═════ Recorded information ═════

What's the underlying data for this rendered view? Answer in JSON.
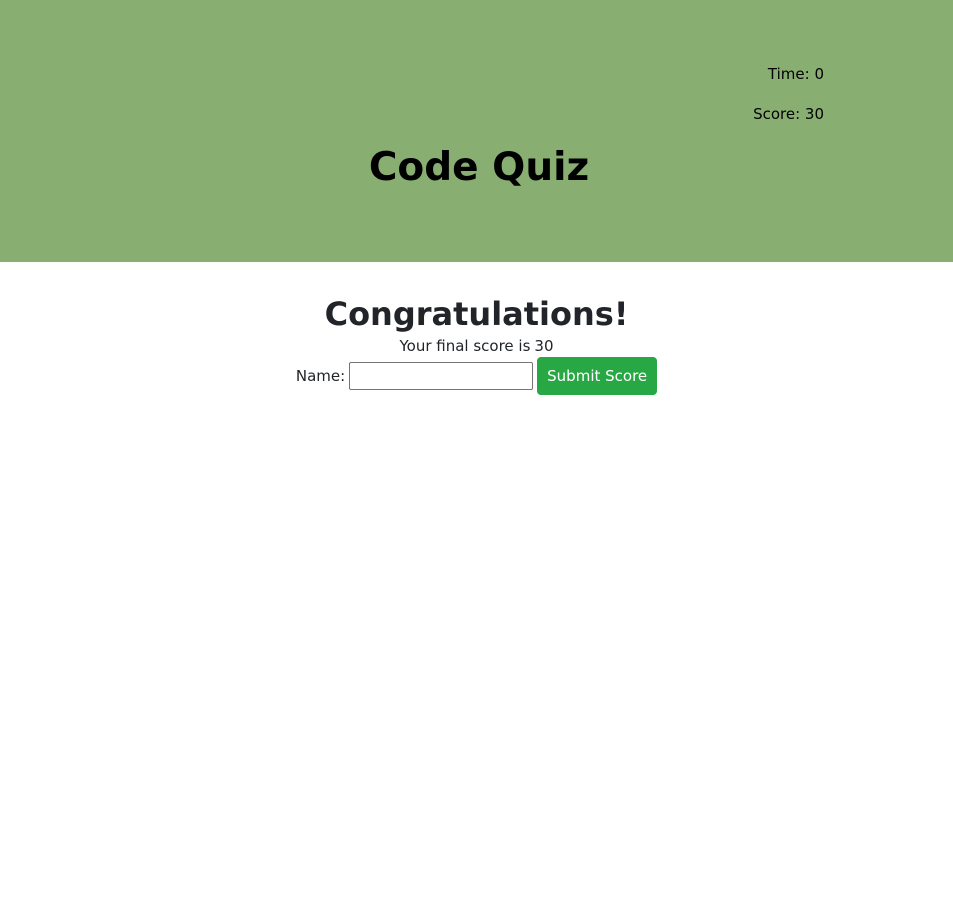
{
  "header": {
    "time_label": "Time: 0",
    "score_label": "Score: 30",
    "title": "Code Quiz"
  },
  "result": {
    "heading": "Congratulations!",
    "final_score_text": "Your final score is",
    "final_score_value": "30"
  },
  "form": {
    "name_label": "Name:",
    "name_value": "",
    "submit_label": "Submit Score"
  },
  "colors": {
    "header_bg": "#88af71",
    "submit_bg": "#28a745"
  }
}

═════

**Instructions for the task:** Quote the data above in full, leaving out the pictures it holds.

**Problem solution:**
What's the underlying data for this rendered view? Answer in JSON.
{
  "header": {
    "time_label": "Time: 0",
    "score_label": "Score: 30",
    "title": "Code Quiz"
  },
  "result": {
    "heading": "Congratulations!",
    "final_score_text": "Your final score is",
    "final_score_value": "30"
  },
  "form": {
    "name_label": "Name:",
    "name_value": "",
    "submit_label": "Submit Score"
  },
  "colors": {
    "header_bg": "#88af71",
    "submit_bg": "#28a745"
  }
}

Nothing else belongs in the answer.